*EXERCISE AIM*
Reply with one number: how many lines contain the word "grafos".
::::::::
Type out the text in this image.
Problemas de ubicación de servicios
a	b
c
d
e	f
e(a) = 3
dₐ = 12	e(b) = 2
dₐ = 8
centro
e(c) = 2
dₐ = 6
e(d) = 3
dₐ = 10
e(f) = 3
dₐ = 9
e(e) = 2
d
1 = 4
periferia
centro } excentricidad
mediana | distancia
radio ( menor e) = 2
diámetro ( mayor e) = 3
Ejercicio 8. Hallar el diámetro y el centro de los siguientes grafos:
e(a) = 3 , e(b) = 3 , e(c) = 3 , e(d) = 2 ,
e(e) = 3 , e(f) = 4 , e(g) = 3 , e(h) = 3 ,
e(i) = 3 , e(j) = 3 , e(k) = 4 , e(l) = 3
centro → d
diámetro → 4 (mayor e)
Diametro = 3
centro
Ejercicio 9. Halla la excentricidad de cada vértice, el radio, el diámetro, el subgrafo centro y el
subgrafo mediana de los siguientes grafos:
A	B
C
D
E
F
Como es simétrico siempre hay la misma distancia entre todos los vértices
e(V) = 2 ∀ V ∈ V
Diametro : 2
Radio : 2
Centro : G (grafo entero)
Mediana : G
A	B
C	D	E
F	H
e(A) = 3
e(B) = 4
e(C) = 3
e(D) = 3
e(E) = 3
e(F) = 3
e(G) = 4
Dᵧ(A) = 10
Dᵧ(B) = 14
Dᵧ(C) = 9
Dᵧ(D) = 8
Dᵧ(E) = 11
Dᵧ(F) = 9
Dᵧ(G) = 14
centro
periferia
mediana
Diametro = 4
::::::::
*SOLVED EXERCISE*
2